begin Information given
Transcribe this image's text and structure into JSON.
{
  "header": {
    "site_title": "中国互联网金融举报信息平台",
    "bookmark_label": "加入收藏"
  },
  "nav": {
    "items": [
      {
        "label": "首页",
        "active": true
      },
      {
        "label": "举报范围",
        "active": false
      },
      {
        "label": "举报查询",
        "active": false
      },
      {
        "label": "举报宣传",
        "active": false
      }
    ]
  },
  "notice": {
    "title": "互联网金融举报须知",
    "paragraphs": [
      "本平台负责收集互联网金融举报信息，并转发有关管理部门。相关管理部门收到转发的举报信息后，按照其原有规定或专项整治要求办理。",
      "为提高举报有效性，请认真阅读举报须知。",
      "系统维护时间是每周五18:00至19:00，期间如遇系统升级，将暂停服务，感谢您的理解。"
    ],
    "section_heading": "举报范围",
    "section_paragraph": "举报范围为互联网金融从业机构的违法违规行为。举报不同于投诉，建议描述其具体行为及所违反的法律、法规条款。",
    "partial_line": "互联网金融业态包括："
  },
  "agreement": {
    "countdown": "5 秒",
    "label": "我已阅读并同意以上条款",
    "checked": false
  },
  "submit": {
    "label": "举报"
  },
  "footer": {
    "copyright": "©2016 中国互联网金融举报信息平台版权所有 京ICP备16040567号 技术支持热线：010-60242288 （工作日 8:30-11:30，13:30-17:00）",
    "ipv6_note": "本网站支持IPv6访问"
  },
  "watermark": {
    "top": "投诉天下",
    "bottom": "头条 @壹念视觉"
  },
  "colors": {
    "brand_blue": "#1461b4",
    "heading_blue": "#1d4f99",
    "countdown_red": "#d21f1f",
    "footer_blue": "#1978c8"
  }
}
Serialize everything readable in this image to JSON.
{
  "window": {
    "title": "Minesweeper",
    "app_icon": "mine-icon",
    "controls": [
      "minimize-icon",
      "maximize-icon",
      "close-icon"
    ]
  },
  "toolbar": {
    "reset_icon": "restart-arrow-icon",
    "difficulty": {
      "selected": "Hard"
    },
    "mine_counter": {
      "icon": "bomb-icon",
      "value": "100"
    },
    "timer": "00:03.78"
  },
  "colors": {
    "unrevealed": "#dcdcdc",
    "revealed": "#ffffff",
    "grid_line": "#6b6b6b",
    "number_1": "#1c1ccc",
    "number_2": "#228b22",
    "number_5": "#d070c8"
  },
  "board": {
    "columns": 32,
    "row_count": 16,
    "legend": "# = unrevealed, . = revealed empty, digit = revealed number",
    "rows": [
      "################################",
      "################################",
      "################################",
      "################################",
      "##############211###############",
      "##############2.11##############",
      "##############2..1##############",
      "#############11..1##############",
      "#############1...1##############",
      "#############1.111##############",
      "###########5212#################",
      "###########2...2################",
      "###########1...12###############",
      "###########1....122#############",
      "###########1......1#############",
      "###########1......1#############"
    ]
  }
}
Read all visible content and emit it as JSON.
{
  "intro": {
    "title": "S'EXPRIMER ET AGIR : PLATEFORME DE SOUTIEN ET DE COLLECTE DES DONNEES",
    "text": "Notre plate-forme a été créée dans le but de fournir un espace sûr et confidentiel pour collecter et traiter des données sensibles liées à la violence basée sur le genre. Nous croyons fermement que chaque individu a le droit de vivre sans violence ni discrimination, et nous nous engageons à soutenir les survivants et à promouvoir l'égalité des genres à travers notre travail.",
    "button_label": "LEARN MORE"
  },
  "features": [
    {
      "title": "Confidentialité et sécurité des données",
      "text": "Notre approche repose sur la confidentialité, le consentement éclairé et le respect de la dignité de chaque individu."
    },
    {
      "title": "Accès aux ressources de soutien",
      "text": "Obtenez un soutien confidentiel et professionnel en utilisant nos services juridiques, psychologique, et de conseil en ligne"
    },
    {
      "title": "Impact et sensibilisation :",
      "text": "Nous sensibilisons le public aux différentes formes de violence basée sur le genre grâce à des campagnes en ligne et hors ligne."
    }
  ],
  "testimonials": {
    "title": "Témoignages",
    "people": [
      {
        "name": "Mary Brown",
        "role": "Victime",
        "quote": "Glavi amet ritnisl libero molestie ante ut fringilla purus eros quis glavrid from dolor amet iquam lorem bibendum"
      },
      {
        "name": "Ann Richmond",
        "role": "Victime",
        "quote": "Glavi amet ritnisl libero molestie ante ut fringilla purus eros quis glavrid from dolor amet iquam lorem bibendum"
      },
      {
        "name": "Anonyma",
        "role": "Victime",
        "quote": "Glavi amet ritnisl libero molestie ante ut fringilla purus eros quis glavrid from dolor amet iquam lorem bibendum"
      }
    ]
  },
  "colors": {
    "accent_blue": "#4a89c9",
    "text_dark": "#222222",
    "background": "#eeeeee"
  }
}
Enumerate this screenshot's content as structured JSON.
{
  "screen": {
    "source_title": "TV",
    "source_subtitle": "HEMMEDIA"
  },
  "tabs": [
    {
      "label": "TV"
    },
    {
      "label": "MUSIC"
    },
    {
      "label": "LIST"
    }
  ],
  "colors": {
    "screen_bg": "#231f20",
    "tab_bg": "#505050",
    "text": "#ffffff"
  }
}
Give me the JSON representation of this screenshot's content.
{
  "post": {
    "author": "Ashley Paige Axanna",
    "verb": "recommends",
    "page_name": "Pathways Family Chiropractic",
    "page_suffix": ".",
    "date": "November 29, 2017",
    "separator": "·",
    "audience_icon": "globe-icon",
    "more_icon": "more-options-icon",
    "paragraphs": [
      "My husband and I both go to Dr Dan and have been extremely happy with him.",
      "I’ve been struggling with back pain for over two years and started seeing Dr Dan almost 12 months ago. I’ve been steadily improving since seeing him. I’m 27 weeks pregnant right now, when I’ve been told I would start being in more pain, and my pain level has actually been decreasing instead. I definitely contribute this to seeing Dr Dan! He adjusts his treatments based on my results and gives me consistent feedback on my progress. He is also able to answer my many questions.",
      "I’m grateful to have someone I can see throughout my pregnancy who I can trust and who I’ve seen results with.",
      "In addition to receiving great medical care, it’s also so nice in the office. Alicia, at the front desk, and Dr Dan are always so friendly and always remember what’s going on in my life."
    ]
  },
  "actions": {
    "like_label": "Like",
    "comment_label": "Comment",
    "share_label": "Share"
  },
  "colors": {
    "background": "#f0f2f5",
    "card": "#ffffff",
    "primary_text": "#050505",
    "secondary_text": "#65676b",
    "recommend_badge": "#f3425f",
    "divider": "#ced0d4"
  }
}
end Information given
#### [Prompt]
The word "have" may appear on some lines. Report how many lines hold it, giving the number alone.

#### [Solution to this problem]
2